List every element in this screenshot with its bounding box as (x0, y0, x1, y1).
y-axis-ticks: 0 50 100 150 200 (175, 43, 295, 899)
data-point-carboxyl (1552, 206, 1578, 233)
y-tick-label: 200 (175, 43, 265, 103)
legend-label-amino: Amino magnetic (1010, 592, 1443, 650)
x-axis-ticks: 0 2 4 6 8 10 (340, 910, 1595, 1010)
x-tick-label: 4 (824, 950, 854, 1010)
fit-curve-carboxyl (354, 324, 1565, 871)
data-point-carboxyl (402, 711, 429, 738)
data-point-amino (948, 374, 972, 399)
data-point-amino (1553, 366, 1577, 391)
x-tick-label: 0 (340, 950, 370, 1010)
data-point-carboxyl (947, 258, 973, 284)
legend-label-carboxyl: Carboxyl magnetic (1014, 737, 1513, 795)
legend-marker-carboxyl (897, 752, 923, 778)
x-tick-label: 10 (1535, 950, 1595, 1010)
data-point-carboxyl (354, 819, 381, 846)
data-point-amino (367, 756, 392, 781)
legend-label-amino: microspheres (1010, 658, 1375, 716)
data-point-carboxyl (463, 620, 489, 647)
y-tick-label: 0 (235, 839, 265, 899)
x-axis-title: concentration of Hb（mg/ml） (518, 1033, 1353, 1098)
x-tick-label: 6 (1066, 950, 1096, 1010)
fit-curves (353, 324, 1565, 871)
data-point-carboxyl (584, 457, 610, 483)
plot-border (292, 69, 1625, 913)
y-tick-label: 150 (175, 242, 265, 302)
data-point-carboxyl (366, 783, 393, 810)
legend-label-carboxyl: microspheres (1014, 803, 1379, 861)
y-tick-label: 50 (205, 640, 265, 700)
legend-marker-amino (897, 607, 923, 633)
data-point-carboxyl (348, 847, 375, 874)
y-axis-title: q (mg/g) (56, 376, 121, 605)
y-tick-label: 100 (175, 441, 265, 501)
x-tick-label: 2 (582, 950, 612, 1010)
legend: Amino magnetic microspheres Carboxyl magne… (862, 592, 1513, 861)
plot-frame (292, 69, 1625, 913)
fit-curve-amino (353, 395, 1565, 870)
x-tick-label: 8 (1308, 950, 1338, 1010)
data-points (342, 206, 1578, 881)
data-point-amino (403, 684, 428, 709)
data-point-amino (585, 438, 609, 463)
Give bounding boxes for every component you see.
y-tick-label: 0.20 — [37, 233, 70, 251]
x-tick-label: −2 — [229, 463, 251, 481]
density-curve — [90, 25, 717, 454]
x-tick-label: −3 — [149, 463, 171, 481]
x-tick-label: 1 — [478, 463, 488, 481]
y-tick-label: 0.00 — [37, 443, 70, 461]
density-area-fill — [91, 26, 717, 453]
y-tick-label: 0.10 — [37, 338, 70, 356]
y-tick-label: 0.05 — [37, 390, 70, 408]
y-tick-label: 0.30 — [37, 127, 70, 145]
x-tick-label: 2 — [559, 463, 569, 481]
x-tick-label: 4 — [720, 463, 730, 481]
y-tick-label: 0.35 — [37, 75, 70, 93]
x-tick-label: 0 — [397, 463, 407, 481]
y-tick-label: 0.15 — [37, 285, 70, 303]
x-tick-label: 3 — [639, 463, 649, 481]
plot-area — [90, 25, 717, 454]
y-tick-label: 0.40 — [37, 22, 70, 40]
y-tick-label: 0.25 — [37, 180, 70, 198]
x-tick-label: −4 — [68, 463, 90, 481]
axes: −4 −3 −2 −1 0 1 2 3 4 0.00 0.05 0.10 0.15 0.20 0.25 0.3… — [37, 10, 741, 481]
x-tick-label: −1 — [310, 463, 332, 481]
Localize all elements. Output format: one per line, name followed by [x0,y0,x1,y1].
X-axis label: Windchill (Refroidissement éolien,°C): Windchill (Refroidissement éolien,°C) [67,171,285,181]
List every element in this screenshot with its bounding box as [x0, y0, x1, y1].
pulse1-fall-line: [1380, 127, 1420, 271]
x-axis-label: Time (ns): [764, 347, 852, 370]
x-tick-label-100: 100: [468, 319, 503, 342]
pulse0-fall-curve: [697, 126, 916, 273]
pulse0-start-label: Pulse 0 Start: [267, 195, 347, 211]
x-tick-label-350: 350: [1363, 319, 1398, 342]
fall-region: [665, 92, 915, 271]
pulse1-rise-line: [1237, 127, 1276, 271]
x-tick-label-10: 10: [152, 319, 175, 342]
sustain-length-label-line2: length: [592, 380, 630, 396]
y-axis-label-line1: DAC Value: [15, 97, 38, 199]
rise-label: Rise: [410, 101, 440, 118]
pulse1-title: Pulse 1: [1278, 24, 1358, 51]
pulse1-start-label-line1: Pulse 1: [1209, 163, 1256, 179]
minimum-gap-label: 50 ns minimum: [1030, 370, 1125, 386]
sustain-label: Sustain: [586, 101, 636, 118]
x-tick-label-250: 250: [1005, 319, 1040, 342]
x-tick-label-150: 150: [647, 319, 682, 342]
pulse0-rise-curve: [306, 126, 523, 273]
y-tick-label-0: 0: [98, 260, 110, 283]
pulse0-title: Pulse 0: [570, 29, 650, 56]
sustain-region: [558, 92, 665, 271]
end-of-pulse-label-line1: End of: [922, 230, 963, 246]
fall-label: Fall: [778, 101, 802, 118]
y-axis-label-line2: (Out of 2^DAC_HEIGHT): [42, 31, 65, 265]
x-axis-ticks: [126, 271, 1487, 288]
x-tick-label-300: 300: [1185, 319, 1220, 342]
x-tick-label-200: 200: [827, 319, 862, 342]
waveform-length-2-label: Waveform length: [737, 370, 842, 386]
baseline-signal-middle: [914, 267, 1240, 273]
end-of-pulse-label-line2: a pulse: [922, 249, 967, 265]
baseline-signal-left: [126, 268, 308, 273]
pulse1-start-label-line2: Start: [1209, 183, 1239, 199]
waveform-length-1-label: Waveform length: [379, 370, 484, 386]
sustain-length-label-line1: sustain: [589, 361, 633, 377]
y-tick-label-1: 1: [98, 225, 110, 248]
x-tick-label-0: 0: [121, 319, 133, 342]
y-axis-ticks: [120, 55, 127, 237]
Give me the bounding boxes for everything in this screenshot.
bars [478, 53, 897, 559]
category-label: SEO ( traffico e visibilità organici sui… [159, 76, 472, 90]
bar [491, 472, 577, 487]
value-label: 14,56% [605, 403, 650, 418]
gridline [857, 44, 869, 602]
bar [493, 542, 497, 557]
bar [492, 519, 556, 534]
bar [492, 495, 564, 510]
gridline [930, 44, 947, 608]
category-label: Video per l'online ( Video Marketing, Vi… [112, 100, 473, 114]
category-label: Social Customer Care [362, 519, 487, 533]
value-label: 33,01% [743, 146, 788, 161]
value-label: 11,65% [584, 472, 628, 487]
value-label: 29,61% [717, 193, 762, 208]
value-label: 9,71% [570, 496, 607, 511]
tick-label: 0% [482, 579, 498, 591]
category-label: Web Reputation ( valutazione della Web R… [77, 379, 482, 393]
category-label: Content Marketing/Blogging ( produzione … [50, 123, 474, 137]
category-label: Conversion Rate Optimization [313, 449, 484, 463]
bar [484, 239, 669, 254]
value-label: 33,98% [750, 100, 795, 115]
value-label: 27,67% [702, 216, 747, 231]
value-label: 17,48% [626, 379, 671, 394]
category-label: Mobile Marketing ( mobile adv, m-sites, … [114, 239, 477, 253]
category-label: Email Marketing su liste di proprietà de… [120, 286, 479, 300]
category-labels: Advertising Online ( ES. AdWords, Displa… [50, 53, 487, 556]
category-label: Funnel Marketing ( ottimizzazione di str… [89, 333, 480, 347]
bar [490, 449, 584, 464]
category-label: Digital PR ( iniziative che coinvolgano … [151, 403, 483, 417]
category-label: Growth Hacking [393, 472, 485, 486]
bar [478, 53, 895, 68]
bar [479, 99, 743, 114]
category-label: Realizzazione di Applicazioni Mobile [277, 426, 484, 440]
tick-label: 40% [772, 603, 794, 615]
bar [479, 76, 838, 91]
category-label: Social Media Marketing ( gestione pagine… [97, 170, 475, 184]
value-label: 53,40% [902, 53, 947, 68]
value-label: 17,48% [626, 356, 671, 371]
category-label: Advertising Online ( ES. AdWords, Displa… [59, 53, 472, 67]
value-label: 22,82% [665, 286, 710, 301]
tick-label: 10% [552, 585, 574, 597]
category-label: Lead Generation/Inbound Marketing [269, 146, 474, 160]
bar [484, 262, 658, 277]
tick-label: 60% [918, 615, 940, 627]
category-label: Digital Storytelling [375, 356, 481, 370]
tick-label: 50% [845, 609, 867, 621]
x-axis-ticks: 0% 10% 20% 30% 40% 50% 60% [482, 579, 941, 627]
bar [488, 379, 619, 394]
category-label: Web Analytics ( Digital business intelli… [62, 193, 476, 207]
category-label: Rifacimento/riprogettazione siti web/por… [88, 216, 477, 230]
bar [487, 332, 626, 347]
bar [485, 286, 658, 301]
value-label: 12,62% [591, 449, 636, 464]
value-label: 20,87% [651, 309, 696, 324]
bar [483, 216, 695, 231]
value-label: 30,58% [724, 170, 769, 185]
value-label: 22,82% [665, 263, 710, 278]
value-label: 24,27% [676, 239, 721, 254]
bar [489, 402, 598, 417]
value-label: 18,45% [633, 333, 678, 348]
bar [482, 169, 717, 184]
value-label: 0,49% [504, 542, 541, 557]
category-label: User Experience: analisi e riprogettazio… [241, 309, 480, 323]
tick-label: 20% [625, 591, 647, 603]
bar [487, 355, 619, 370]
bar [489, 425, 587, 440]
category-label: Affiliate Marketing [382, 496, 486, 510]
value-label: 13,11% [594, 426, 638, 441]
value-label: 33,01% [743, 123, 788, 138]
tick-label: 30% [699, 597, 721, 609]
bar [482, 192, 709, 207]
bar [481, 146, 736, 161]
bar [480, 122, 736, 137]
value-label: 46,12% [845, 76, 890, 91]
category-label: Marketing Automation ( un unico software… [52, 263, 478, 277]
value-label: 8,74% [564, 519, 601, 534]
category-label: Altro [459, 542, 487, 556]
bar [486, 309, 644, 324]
★ ★ ★ ★ ★
### 作業内容
項目の先頭から「y-tick-label: 200 (175, 43, 265, 103)」を含む行まで（その行も含む）を、一字一句変えずに引用してください。

### 回答
List every element in this screenshot with its bounding box as (x0, y0, x1, y1).
y-axis-ticks: 0 50 100 150 200 (175, 43, 295, 899)
data-point-carboxyl (1552, 206, 1578, 233)
y-tick-label: 200 (175, 43, 265, 103)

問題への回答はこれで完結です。